• **Data supplied**:
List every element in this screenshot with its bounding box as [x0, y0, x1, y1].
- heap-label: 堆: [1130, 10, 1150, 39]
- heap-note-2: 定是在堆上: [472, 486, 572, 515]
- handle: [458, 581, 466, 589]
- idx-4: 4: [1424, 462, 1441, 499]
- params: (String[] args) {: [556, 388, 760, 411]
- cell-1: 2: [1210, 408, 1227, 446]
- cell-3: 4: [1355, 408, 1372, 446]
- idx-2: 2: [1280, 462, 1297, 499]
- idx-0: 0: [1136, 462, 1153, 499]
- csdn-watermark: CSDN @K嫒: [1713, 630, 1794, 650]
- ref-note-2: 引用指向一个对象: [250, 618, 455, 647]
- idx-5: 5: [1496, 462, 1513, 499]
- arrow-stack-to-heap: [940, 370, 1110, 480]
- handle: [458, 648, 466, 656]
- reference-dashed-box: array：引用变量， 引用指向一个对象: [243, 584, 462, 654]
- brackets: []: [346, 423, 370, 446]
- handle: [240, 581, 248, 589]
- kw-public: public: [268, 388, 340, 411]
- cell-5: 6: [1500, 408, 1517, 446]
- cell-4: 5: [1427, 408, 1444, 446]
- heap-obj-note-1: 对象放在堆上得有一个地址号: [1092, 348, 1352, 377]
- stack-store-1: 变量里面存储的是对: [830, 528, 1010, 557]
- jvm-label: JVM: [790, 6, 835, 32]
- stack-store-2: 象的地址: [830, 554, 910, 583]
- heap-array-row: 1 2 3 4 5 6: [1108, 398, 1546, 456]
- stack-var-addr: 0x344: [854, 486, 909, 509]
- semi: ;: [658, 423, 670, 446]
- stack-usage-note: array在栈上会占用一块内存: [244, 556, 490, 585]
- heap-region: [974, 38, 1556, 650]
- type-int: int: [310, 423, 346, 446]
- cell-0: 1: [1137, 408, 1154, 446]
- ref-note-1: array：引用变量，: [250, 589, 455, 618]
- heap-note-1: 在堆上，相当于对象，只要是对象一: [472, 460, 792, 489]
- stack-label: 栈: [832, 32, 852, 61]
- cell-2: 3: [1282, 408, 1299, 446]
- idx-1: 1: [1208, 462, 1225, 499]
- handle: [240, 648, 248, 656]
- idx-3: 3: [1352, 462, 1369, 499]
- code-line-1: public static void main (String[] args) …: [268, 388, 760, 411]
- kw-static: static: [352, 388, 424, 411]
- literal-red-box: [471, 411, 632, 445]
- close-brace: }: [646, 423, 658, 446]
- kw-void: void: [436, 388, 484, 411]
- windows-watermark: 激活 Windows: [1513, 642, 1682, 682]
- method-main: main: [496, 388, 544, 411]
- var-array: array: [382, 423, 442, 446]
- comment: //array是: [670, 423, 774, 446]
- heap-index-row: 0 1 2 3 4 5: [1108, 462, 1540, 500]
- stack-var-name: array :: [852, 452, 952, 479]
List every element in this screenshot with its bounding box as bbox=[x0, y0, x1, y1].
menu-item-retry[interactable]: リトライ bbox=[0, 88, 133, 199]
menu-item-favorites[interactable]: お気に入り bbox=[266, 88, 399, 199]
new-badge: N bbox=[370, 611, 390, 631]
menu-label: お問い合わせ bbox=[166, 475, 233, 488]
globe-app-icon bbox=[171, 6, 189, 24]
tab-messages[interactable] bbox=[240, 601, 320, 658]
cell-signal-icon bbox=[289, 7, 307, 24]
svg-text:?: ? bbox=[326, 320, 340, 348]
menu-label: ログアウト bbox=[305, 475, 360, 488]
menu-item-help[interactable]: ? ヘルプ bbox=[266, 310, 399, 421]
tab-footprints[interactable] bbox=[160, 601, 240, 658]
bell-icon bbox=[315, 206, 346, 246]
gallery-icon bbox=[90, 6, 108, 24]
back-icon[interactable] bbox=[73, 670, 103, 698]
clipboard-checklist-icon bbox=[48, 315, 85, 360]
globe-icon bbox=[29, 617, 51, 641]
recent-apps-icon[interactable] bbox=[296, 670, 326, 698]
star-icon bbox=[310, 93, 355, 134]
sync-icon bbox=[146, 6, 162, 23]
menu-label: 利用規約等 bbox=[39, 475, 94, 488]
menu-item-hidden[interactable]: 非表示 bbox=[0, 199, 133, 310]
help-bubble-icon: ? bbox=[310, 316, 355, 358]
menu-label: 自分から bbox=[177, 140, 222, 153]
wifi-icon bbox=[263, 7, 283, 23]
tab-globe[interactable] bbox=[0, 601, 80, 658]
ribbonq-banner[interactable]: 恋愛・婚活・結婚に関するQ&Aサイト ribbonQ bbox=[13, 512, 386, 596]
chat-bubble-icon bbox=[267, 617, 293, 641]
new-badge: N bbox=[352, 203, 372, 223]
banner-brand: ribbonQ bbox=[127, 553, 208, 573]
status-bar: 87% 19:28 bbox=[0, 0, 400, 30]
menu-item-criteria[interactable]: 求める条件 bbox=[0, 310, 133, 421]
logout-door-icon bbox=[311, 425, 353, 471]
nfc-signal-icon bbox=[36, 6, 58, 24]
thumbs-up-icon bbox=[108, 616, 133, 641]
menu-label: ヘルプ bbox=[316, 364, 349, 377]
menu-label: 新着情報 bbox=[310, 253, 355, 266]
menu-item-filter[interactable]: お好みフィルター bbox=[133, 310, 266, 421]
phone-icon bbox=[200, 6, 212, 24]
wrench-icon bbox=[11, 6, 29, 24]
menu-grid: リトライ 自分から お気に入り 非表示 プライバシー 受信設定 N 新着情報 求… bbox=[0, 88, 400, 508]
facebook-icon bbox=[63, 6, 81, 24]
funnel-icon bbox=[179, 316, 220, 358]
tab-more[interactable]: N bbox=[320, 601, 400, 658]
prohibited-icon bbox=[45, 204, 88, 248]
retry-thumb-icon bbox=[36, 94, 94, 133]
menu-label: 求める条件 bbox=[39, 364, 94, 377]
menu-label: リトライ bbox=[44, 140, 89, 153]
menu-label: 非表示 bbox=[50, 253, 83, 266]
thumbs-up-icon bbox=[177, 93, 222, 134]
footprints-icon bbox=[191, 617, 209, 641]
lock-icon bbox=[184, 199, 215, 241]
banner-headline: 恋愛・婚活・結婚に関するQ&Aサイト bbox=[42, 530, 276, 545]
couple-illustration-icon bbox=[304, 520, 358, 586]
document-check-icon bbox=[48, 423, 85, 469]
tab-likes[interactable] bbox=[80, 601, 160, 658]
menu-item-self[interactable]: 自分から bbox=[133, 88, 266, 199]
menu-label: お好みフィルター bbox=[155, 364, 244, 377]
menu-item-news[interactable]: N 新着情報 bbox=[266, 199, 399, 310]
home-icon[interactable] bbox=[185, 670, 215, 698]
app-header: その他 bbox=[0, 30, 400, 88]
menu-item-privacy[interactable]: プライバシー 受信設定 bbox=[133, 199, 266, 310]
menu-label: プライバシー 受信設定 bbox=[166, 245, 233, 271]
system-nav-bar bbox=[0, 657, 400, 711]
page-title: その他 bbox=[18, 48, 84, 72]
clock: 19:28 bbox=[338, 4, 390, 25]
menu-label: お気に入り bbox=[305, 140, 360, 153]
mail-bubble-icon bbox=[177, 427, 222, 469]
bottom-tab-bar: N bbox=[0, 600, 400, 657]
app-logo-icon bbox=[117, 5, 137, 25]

• **Exercise objective**:
Output every line of the rows above as a Markdown table with two columns, No. and Entry, numbering the lines in order and leaving out blank ones.

• **Solved problem**:
| No. | Entry |
|---|---|
| 1 | List every element in this screenshot with its bounding box as [x0, y0, x1, y1]. |
| 2 | - heap-label: 堆: [1130, 10, 1150, 39] |
| 3 | - heap-note-2: 定是在堆上: [472, 486, 572, 515] |
| 4 | - handle: [458, 581, 466, 589] |
| 5 | - idx-4: 4: [1424, 462, 1441, 499] |
| 6 | - params: (String[] args) {: [556, 388, 760, 411] |
| 7 | - cell-1: 2: [1210, 408, 1227, 446] |
| 8 | - cell-3: 4: [1355, 408, 1372, 446] |
| 9 | - idx-2: 2: [1280, 462, 1297, 499] |
| 10 | - idx-0: 0: [1136, 462, 1153, 499] |
| 11 | - csdn-watermark: CSDN @K嫒: [1713, 630, 1794, 650] |
| 12 | - ref-note-2: 引用指向一个对象: [250, 618, 455, 647] |
| 13 | - idx-5: 5: [1496, 462, 1513, 499] |
| 14 | - arrow-stack-to-heap: [940, 370, 1110, 480] |
| 15 | - handle: [458, 648, 466, 656] |
| 16 | - reference-dashed-box: array：引用变量， 引用指向一个对象: [243, 584, 462, 654] |
| 17 | - brackets: []: [346, 423, 370, 446] |
| 18 | - handle: [240, 581, 248, 589] |
| 19 | - kw-public: public: [268, 388, 340, 411] |
| 20 | - cell-5: 6: [1500, 408, 1517, 446] |
| 21 | - cell-4: 5: [1427, 408, 1444, 446] |
| 22 | - heap-obj-note-1: 对象放在堆上得有一个地址号: [1092, 348, 1352, 377] |
| 23 | - stack-store-1: 变量里面存储的是对: [830, 528, 1010, 557] |
| 24 | - jvm-label: JVM: [790, 6, 835, 32] |
| 25 | - stack-store-2: 象的地址: [830, 554, 910, 583] |
| 26 | - heap-array-row: 1 2 3 4 5 6: [1108, 398, 1546, 456] |
| 27 | - stack-var-addr: 0x344: [854, 486, 909, 509] |
| 28 | - semi: ;: [658, 423, 670, 446] |
| 29 | - stack-usage-note: array在栈上会占用一块内存: [244, 556, 490, 585] |
| 30 | - heap-region: [974, 38, 1556, 650] |
| 31 | - type-int: int: [310, 423, 346, 446] |
| 32 | - cell-0: 1: [1137, 408, 1154, 446] |
| 33 | - ref-note-1: array：引用变量，: [250, 589, 455, 618] |
| 34 | - heap-note-1: 在堆上，相当于对象，只要是对象一: [472, 460, 792, 489] |
| 35 | - stack-label: 栈: [832, 32, 852, 61] |
| 36 | - cell-2: 3: [1282, 408, 1299, 446] |
| 37 | - idx-1: 1: [1208, 462, 1225, 499] |
| 38 | - handle: [240, 648, 248, 656] |
| 39 | - idx-3: 3: [1352, 462, 1369, 499] |
| 40 | - code-line-1: public static void main (String[] args) …: [268, 388, 760, 411] |
| 41 | - kw-static: static: [352, 388, 424, 411] |
| 42 | - literal-red-box: [471, 411, 632, 445] |
| 43 | - close-brace: }: [646, 423, 658, 446] |
| 44 | - kw-void: void: [436, 388, 484, 411] |
| 45 | - windows-watermark: 激活 Windows: [1513, 642, 1682, 682] |
| 46 | - method-main: main: [496, 388, 544, 411] |
| 47 | - var-array: array: [382, 423, 442, 446] |
| 48 | - comment: //array是: [670, 423, 774, 446] |
| 49 | - heap-index-row: 0 1 2 3 4 5: [1108, 462, 1540, 500] |
| 50 | - stack-var-name: array :: [852, 452, 952, 479] |
| 51 | List every element in this screenshot with its bounding box as bbox=[x0, y0, x1, y1]. |
| 52 | menu-item-retry[interactable]: リトライ bbox=[0, 88, 133, 199] |
| 53 | menu-item-favorites[interactable]: お気に入り bbox=[266, 88, 399, 199] |
| 54 | new-badge: N bbox=[370, 611, 390, 631] |
| 55 | menu-label: お問い合わせ bbox=[166, 475, 233, 488] |
| 56 | globe-app-icon bbox=[171, 6, 189, 24] |
| 57 | tab-messages[interactable] bbox=[240, 601, 320, 658] |
| 58 | cell-signal-icon bbox=[289, 7, 307, 24] |
| 59 | svg-text:?: ? bbox=[326, 320, 340, 348] |
| 60 | menu-label: ログアウト bbox=[305, 475, 360, 488] |
| 61 | menu-item-help[interactable]: ? ヘルプ bbox=[266, 310, 399, 421] |
| 62 | tab-footprints[interactable] bbox=[160, 601, 240, 658] |
| 63 | bell-icon bbox=[315, 206, 346, 246] |
| 64 | gallery-icon bbox=[90, 6, 108, 24] |
| 65 | back-icon[interactable] bbox=[73, 670, 103, 698] |
| 66 | clipboard-checklist-icon bbox=[48, 315, 85, 360] |
| 67 | globe-icon bbox=[29, 617, 51, 641] |
| 68 | recent-apps-icon[interactable] bbox=[296, 670, 326, 698] |
| 69 | star-icon bbox=[310, 93, 355, 134] |
| 70 | sync-icon bbox=[146, 6, 162, 23] |
| 71 | menu-label: 利用規約等 bbox=[39, 475, 94, 488] |
| 72 | menu-item-hidden[interactable]: 非表示 bbox=[0, 199, 133, 310] |
| 73 | help-bubble-icon: ? bbox=[310, 316, 355, 358] |
| 74 | menu-label: 自分から bbox=[177, 140, 222, 153] |
| 75 | wifi-icon bbox=[263, 7, 283, 23] |
| 76 | tab-globe[interactable] bbox=[0, 601, 80, 658] |
| 77 | ribbonq-banner[interactable]: 恋愛・婚活・結婚に関するQ&Aサイト ribbonQ bbox=[13, 512, 386, 596] |
| 78 | chat-bubble-icon bbox=[267, 617, 293, 641] |
| 79 | new-badge: N bbox=[352, 203, 372, 223] |
| 80 | banner-brand: ribbonQ bbox=[127, 553, 208, 573] |
| 81 | status-bar: 87% 19:28 bbox=[0, 0, 400, 30] |
| 82 | menu-item-criteria[interactable]: 求める条件 bbox=[0, 310, 133, 421] |
| 83 | logout-door-icon bbox=[311, 425, 353, 471] |
| 84 | nfc-signal-icon bbox=[36, 6, 58, 24] |
| 85 | thumbs-up-icon bbox=[108, 616, 133, 641] |
| 86 | menu-label: ヘルプ bbox=[316, 364, 349, 377] |
| 87 | menu-label: 新着情報 bbox=[310, 253, 355, 266] |
| 88 | menu-item-filter[interactable]: お好みフィルター bbox=[133, 310, 266, 421] |
| 89 | phone-icon bbox=[200, 6, 212, 24] |
| 90 | wrench-icon bbox=[11, 6, 29, 24] |
| 91 | menu-grid: リトライ 自分から お気に入り 非表示 プライバシー 受信設定 N 新着情報 求… bbox=[0, 88, 400, 508] |
| 92 | facebook-icon bbox=[63, 6, 81, 24] |
| 93 | funnel-icon bbox=[179, 316, 220, 358] |
| 94 | tab-more[interactable]: N bbox=[320, 601, 400, 658] |
| 95 | prohibited-icon bbox=[45, 204, 88, 248] |
| 96 | retry-thumb-icon bbox=[36, 94, 94, 133] |
| 97 | menu-label: 求める条件 bbox=[39, 364, 94, 377] |
| 98 | menu-label: リトライ bbox=[44, 140, 89, 153] |
| 99 | menu-label: 非表示 bbox=[50, 253, 83, 266] |
| 100 | thumbs-up-icon bbox=[177, 93, 222, 134] |
| 101 | footprints-icon bbox=[191, 617, 209, 641] |
| 102 | lock-icon bbox=[184, 199, 215, 241] |
| 103 | banner-headline: 恋愛・婚活・結婚に関するQ&Aサイト bbox=[42, 530, 276, 545] |
| 104 | couple-illustration-icon bbox=[304, 520, 358, 586] |
| 105 | document-check-icon bbox=[48, 423, 85, 469] |
| 106 | tab-likes[interactable] bbox=[80, 601, 160, 658] |
| 107 | menu-item-self[interactable]: 自分から bbox=[133, 88, 266, 199] |
| 108 | menu-label: お好みフィルター bbox=[155, 364, 244, 377] |
| 109 | menu-item-news[interactable]: N 新着情報 bbox=[266, 199, 399, 310] |
| 110 | home-icon[interactable] bbox=[185, 670, 215, 698] |
| 111 | app-header: その他 bbox=[0, 30, 400, 88] |
| 112 | menu-item-privacy[interactable]: プライバシー 受信設定 bbox=[133, 199, 266, 310] |
| 113 | menu-label: プライバシー 受信設定 bbox=[166, 245, 233, 271] |
| 114 | system-nav-bar bbox=[0, 657, 400, 711] |
| 115 | page-title: その他 bbox=[18, 48, 84, 72] |
| 116 | clock: 19:28 bbox=[338, 4, 390, 25] |
| 117 | menu-label: お気に入り bbox=[305, 140, 360, 153] |
| 118 | mail-bubble-icon bbox=[177, 427, 222, 469] |
| 119 | bottom-tab-bar: N bbox=[0, 600, 400, 657] |
| 120 | app-logo-icon bbox=[117, 5, 137, 25] |